— TASK OBJECTIVE —
Gather all lines in the entries below that include the word "color".

□ □ □ □

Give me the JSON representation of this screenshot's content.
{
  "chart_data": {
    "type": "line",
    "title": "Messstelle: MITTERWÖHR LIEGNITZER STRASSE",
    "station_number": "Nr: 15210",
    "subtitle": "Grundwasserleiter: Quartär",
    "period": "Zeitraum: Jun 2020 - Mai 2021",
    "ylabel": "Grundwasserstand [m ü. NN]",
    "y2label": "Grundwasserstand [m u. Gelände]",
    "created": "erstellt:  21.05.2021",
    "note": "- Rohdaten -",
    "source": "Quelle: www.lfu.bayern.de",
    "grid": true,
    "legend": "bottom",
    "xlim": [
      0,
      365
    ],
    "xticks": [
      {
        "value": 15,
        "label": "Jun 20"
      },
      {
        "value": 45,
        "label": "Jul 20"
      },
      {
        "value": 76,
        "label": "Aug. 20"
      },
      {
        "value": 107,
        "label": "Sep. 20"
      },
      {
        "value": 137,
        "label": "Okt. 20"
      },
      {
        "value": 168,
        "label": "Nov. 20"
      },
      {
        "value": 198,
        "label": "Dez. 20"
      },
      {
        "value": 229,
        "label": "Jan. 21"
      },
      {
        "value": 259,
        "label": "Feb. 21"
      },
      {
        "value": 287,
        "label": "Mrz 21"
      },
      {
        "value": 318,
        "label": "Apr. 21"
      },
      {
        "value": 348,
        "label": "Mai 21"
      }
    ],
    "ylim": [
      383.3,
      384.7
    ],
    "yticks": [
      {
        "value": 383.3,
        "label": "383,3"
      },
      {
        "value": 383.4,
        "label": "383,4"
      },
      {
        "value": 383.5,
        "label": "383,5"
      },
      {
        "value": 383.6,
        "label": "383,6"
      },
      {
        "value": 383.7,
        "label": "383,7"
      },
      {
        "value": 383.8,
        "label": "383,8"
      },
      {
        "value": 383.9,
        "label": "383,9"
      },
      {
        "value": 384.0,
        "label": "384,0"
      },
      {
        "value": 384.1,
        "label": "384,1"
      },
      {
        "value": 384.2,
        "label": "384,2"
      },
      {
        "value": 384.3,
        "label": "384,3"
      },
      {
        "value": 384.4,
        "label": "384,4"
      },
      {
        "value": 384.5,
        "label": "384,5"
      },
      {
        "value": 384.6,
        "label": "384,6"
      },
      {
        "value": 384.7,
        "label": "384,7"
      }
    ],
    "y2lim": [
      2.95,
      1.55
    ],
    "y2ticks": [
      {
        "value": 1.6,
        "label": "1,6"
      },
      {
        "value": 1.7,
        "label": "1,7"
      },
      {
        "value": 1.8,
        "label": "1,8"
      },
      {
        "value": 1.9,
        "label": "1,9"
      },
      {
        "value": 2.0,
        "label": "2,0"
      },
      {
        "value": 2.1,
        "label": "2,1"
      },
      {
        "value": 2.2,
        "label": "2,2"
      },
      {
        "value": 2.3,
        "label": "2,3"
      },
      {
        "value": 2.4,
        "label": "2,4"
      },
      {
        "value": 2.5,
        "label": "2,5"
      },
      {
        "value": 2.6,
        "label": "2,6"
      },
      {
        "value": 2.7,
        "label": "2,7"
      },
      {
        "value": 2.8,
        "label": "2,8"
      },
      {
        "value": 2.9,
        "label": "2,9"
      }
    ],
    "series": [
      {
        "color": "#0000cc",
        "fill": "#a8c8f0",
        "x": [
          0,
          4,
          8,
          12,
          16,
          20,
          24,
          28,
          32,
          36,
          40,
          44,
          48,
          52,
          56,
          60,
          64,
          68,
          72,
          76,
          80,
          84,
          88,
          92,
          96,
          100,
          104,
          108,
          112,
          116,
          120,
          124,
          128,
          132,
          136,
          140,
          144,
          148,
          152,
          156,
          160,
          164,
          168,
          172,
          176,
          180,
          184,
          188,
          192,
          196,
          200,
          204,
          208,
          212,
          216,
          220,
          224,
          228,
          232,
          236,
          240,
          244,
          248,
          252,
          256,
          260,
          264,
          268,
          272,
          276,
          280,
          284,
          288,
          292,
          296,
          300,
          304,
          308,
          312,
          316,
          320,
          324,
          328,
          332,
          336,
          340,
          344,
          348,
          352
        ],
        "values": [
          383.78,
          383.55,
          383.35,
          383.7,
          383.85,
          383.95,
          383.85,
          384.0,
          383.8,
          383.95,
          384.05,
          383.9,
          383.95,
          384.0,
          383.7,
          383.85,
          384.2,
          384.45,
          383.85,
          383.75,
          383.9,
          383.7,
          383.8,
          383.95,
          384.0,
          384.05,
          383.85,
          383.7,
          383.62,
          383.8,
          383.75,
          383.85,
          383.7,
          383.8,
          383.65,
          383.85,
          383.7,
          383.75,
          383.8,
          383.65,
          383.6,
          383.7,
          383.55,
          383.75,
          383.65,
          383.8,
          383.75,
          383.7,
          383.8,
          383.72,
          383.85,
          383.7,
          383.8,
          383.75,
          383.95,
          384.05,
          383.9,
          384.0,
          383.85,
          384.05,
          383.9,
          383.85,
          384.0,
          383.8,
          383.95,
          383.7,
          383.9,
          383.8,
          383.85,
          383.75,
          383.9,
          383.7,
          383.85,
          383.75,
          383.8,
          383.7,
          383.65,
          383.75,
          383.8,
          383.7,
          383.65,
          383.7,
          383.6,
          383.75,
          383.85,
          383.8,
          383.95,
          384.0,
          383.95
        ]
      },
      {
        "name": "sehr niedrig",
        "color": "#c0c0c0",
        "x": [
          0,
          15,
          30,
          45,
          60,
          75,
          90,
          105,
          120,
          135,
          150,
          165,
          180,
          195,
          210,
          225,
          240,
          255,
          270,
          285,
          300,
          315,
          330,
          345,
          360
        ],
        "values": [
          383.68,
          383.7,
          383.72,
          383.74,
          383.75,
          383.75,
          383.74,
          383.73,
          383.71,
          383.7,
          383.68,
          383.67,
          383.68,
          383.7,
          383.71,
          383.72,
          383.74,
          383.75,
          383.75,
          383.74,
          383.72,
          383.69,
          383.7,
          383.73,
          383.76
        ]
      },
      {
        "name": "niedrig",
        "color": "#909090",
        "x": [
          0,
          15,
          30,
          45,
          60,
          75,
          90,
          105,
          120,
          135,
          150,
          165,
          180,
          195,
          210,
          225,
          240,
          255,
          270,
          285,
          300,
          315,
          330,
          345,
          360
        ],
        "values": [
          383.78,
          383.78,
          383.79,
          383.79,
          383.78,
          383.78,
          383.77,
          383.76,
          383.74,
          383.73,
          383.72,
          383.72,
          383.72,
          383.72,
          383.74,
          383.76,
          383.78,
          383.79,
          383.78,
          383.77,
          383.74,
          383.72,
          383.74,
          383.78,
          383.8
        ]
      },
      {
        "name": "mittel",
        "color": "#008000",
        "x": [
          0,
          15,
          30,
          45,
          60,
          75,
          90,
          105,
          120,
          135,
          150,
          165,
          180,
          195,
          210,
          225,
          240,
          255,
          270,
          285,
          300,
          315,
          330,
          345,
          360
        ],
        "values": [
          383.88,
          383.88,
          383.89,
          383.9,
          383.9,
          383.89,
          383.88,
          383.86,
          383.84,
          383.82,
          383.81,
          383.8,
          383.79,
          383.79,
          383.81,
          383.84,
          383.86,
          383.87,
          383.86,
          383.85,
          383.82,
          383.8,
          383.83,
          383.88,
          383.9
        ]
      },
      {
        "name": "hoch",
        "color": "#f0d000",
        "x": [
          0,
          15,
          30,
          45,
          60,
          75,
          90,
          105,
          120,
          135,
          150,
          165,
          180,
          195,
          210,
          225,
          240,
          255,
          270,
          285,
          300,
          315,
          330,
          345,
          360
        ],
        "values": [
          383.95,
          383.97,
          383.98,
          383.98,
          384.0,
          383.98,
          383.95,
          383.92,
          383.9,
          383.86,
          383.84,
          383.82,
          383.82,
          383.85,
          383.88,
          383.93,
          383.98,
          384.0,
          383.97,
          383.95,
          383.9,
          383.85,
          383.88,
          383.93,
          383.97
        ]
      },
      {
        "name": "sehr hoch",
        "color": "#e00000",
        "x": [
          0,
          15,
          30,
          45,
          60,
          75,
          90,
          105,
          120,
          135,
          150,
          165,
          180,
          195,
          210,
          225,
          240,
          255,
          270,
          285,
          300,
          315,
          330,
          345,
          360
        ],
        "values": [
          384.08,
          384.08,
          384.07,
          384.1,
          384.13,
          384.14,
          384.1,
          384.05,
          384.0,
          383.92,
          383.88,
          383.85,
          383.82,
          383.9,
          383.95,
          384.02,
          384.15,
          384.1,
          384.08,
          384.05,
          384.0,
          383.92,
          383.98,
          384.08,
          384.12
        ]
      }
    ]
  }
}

□ □ □ □

— SOLUTION TO THIS TASK —
        "color": "#0000cc",
        "color": "#c0c0c0",
        "color": "#909090",
        "color": "#008000",
        "color": "#f0d000",
        "color": "#e00000",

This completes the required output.